Exercise:
Restate all the material verbatim, except for the pictures.

● ● ● ● ● ● ●

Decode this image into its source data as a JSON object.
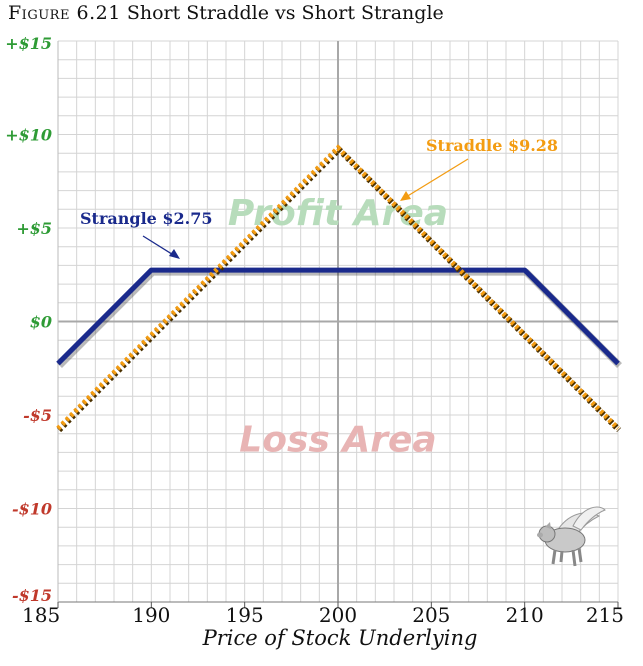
{
  "figure": {
    "label": "Figure 6.21",
    "title": "Short Straddle vs Short Strangle"
  },
  "chart_data": {
    "type": "line",
    "title": "Figure 6.21 Short Straddle vs Short Strangle",
    "xlabel": "Price of Stock Underlying",
    "ylabel": "",
    "xlim": [
      185,
      215
    ],
    "ylim": [
      -15,
      15
    ],
    "x_ticks": [
      185,
      190,
      195,
      200,
      205,
      210,
      215
    ],
    "x_tick_labels": [
      "185",
      "190",
      "195",
      "200",
      "205",
      "210",
      "215"
    ],
    "y_ticks": [
      15,
      10,
      5,
      0,
      -5,
      -10,
      -15
    ],
    "y_tick_labels": [
      "+$15",
      "+$10",
      "+$5",
      "$0",
      "-$5",
      "-$10",
      "-$15"
    ],
    "grid": true,
    "series": [
      {
        "name": "Strangle",
        "label": "Strangle $2.75",
        "premium": 2.75,
        "color": "#1a2a8c",
        "style": "solid",
        "x": [
          185,
          190,
          210,
          215
        ],
        "y": [
          -2.25,
          2.75,
          2.75,
          -2.25
        ]
      },
      {
        "name": "Straddle",
        "label": "Straddle $9.28",
        "premium": 9.28,
        "color": "#f39c12",
        "style": "dotted",
        "x": [
          185,
          200,
          215
        ],
        "y": [
          -5.72,
          9.28,
          -5.72
        ]
      }
    ],
    "annotations": [
      {
        "text": "Profit Area",
        "x": 200,
        "y": 5.8,
        "color": "#b7dcbb"
      },
      {
        "text": "Loss Area",
        "x": 200,
        "y": -6.3,
        "color": "#e8b4b4"
      }
    ],
    "colors": {
      "positive_tick": "#2e9b35",
      "zero_tick": "#2e9b35",
      "negative_tick": "#c0392b",
      "grid": "#d4d4d4",
      "axis": "#a8a8a8"
    }
  }
}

● ● ● ● ● ● ●

Solution for this exercise:
Decode this image into its source data as a JSON object.
{
  "figure": {
    "label": "Figure 6.21",
    "title": "Short Straddle vs Short Strangle"
  },
  "chart_data": {
    "type": "line",
    "title": "Figure 6.21 Short Straddle vs Short Strangle",
    "xlabel": "Price of Stock Underlying",
    "ylabel": "",
    "xlim": [
      185,
      215
    ],
    "ylim": [
      -15,
      15
    ],
    "x_ticks": [
      185,
      190,
      195,
      200,
      205,
      210,
      215
    ],
    "x_tick_labels": [
      "185",
      "190",
      "195",
      "200",
      "205",
      "210",
      "215"
    ],
    "y_ticks": [
      15,
      10,
      5,
      0,
      -5,
      -10,
      -15
    ],
    "y_tick_labels": [
      "+$15",
      "+$10",
      "+$5",
      "$0",
      "-$5",
      "-$10",
      "-$15"
    ],
    "grid": true,
    "series": [
      {
        "name": "Strangle",
        "label": "Strangle $2.75",
        "premium": 2.75,
        "color": "#1a2a8c",
        "style": "solid",
        "x": [
          185,
          190,
          210,
          215
        ],
        "y": [
          -2.25,
          2.75,
          2.75,
          -2.25
        ]
      },
      {
        "name": "Straddle",
        "label": "Straddle $9.28",
        "premium": 9.28,
        "color": "#f39c12",
        "style": "dotted",
        "x": [
          185,
          200,
          215
        ],
        "y": [
          -5.72,
          9.28,
          -5.72
        ]
      }
    ],
    "annotations": [
      {
        "text": "Profit Area",
        "x": 200,
        "y": 5.8,
        "color": "#b7dcbb"
      },
      {
        "text": "Loss Area",
        "x": 200,
        "y": -6.3,
        "color": "#e8b4b4"
      }
    ],
    "colors": {
      "positive_tick": "#2e9b35",
      "zero_tick": "#2e9b35",
      "negative_tick": "#c0392b",
      "grid": "#d4d4d4",
      "axis": "#a8a8a8"
    }
  }
}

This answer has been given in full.